WHAT TO DO: Extract the complete listing and repeat it word for word.
— begin ITEMS —
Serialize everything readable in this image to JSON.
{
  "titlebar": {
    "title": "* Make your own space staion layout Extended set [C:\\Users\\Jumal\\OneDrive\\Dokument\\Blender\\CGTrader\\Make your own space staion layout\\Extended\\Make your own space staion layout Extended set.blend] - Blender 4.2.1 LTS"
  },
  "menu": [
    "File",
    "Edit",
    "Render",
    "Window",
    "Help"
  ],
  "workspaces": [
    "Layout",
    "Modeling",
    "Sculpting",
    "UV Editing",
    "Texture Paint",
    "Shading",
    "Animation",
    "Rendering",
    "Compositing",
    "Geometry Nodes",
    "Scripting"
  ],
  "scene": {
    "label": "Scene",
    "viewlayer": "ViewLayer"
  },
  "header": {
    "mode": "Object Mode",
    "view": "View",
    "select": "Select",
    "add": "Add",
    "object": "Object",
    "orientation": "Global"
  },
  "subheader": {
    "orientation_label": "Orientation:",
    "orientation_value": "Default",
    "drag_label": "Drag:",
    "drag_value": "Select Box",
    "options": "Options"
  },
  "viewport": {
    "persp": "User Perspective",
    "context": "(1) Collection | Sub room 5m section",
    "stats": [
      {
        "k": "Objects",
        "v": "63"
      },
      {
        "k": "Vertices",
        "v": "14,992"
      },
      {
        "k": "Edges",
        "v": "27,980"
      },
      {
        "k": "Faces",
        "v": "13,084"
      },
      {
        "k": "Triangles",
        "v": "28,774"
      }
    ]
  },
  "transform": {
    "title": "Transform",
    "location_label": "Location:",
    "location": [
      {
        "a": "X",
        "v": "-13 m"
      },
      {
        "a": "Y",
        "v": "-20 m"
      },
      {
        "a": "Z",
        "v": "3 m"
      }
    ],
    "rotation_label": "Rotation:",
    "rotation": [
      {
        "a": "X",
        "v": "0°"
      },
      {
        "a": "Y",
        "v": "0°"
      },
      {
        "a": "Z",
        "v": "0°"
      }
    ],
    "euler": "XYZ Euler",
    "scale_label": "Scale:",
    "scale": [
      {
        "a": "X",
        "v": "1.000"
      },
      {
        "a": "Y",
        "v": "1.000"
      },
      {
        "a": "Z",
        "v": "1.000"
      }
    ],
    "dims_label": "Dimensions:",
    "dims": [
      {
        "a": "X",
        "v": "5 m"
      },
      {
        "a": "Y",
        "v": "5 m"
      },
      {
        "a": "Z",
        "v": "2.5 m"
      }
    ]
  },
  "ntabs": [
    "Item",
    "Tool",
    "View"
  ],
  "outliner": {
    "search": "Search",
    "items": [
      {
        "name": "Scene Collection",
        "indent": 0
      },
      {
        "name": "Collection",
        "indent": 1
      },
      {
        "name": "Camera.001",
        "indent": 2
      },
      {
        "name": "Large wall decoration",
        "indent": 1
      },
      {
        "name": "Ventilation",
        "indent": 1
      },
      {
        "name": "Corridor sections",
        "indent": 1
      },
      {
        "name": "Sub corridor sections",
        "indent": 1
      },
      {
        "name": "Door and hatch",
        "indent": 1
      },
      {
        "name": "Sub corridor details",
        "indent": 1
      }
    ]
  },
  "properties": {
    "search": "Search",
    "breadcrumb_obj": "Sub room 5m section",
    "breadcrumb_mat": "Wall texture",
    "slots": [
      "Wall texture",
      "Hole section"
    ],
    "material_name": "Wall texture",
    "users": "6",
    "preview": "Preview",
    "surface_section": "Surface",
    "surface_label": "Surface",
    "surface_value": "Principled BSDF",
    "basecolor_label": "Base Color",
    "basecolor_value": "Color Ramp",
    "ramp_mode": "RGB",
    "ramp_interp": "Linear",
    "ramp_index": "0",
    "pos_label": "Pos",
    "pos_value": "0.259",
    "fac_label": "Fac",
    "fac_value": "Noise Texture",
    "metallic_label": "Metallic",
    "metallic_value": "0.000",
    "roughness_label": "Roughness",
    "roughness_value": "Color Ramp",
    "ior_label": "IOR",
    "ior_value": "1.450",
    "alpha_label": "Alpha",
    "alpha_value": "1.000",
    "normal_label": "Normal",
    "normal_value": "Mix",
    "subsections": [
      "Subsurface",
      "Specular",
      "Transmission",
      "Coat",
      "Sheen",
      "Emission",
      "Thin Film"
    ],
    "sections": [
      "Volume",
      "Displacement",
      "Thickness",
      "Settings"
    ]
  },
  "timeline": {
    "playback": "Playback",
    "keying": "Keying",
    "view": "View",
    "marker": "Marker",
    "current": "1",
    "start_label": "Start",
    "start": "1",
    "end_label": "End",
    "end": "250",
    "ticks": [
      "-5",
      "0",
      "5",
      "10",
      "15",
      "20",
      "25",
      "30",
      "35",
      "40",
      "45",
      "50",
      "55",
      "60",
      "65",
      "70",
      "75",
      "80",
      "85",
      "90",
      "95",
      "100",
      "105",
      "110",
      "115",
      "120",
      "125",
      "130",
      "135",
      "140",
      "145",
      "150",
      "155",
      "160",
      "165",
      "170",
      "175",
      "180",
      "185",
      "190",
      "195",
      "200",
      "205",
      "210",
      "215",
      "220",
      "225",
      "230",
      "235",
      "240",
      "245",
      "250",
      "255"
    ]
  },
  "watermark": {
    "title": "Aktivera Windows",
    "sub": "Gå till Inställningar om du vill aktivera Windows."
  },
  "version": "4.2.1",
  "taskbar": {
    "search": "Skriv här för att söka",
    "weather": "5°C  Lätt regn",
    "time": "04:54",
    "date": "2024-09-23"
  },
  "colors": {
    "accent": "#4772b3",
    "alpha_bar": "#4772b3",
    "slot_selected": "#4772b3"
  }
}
— end ITEMS —
RESULT FOR THIS TASK:
Serialize everything readable in this image to JSON.
{
  "titlebar": {
    "title": "* Make your own space staion layout Extended set [C:\\Users\\Jumal\\OneDrive\\Dokument\\Blender\\CGTrader\\Make your own space staion layout\\Extended\\Make your own space staion layout Extended set.blend] - Blender 4.2.1 LTS"
  },
  "menu": [
    "File",
    "Edit",
    "Render",
    "Window",
    "Help"
  ],
  "workspaces": [
    "Layout",
    "Modeling",
    "Sculpting",
    "UV Editing",
    "Texture Paint",
    "Shading",
    "Animation",
    "Rendering",
    "Compositing",
    "Geometry Nodes",
    "Scripting"
  ],
  "scene": {
    "label": "Scene",
    "viewlayer": "ViewLayer"
  },
  "header": {
    "mode": "Object Mode",
    "view": "View",
    "select": "Select",
    "add": "Add",
    "object": "Object",
    "orientation": "Global"
  },
  "subheader": {
    "orientation_label": "Orientation:",
    "orientation_value": "Default",
    "drag_label": "Drag:",
    "drag_value": "Select Box",
    "options": "Options"
  },
  "viewport": {
    "persp": "User Perspective",
    "context": "(1) Collection | Sub room 5m section",
    "stats": [
      {
        "k": "Objects",
        "v": "63"
      },
      {
        "k": "Vertices",
        "v": "14,992"
      },
      {
        "k": "Edges",
        "v": "27,980"
      },
      {
        "k": "Faces",
        "v": "13,084"
      },
      {
        "k": "Triangles",
        "v": "28,774"
      }
    ]
  },
  "transform": {
    "title": "Transform",
    "location_label": "Location:",
    "location": [
      {
        "a": "X",
        "v": "-13 m"
      },
      {
        "a": "Y",
        "v": "-20 m"
      },
      {
        "a": "Z",
        "v": "3 m"
      }
    ],
    "rotation_label": "Rotation:",
    "rotation": [
      {
        "a": "X",
        "v": "0°"
      },
      {
        "a": "Y",
        "v": "0°"
      },
      {
        "a": "Z",
        "v": "0°"
      }
    ],
    "euler": "XYZ Euler",
    "scale_label": "Scale:",
    "scale": [
      {
        "a": "X",
        "v": "1.000"
      },
      {
        "a": "Y",
        "v": "1.000"
      },
      {
        "a": "Z",
        "v": "1.000"
      }
    ],
    "dims_label": "Dimensions:",
    "dims": [
      {
        "a": "X",
        "v": "5 m"
      },
      {
        "a": "Y",
        "v": "5 m"
      },
      {
        "a": "Z",
        "v": "2.5 m"
      }
    ]
  },
  "ntabs": [
    "Item",
    "Tool",
    "View"
  ],
  "outliner": {
    "search": "Search",
    "items": [
      {
        "name": "Scene Collection",
        "indent": 0
      },
      {
        "name": "Collection",
        "indent": 1
      },
      {
        "name": "Camera.001",
        "indent": 2
      },
      {
        "name": "Large wall decoration",
        "indent": 1
      },
      {
        "name": "Ventilation",
        "indent": 1
      },
      {
        "name": "Corridor sections",
        "indent": 1
      },
      {
        "name": "Sub corridor sections",
        "indent": 1
      },
      {
        "name": "Door and hatch",
        "indent": 1
      },
      {
        "name": "Sub corridor details",
        "indent": 1
      }
    ]
  },
  "properties": {
    "search": "Search",
    "breadcrumb_obj": "Sub room 5m section",
    "breadcrumb_mat": "Wall texture",
    "slots": [
      "Wall texture",
      "Hole section"
    ],
    "material_name": "Wall texture",
    "users": "6",
    "preview": "Preview",
    "surface_section": "Surface",
    "surface_label": "Surface",
    "surface_value": "Principled BSDF",
    "basecolor_label": "Base Color",
    "basecolor_value": "Color Ramp",
    "ramp_mode": "RGB",
    "ramp_interp": "Linear",
    "ramp_index": "0",
    "pos_label": "Pos",
    "pos_value": "0.259",
    "fac_label": "Fac",
    "fac_value": "Noise Texture",
    "metallic_label": "Metallic",
    "metallic_value": "0.000",
    "roughness_label": "Roughness",
    "roughness_value": "Color Ramp",
    "ior_label": "IOR",
    "ior_value": "1.450",
    "alpha_label": "Alpha",
    "alpha_value": "1.000",
    "normal_label": "Normal",
    "normal_value": "Mix",
    "subsections": [
      "Subsurface",
      "Specular",
      "Transmission",
      "Coat",
      "Sheen",
      "Emission",
      "Thin Film"
    ],
    "sections": [
      "Volume",
      "Displacement",
      "Thickness",
      "Settings"
    ]
  },
  "timeline": {
    "playback": "Playback",
    "keying": "Keying",
    "view": "View",
    "marker": "Marker",
    "current": "1",
    "start_label": "Start",
    "start": "1",
    "end_label": "End",
    "end": "250",
    "ticks": [
      "-5",
      "0",
      "5",
      "10",
      "15",
      "20",
      "25",
      "30",
      "35",
      "40",
      "45",
      "50",
      "55",
      "60",
      "65",
      "70",
      "75",
      "80",
      "85",
      "90",
      "95",
      "100",
      "105",
      "110",
      "115",
      "120",
      "125",
      "130",
      "135",
      "140",
      "145",
      "150",
      "155",
      "160",
      "165",
      "170",
      "175",
      "180",
      "185",
      "190",
      "195",
      "200",
      "205",
      "210",
      "215",
      "220",
      "225",
      "230",
      "235",
      "240",
      "245",
      "250",
      "255"
    ]
  },
  "watermark": {
    "title": "Aktivera Windows",
    "sub": "Gå till Inställningar om du vill aktivera Windows."
  },
  "version": "4.2.1",
  "taskbar": {
    "search": "Skriv här för att söka",
    "weather": "5°C  Lätt regn",
    "time": "04:54",
    "date": "2024-09-23"
  },
  "colors": {
    "accent": "#4772b3",
    "alpha_bar": "#4772b3",
    "slot_selected": "#4772b3"
  }
}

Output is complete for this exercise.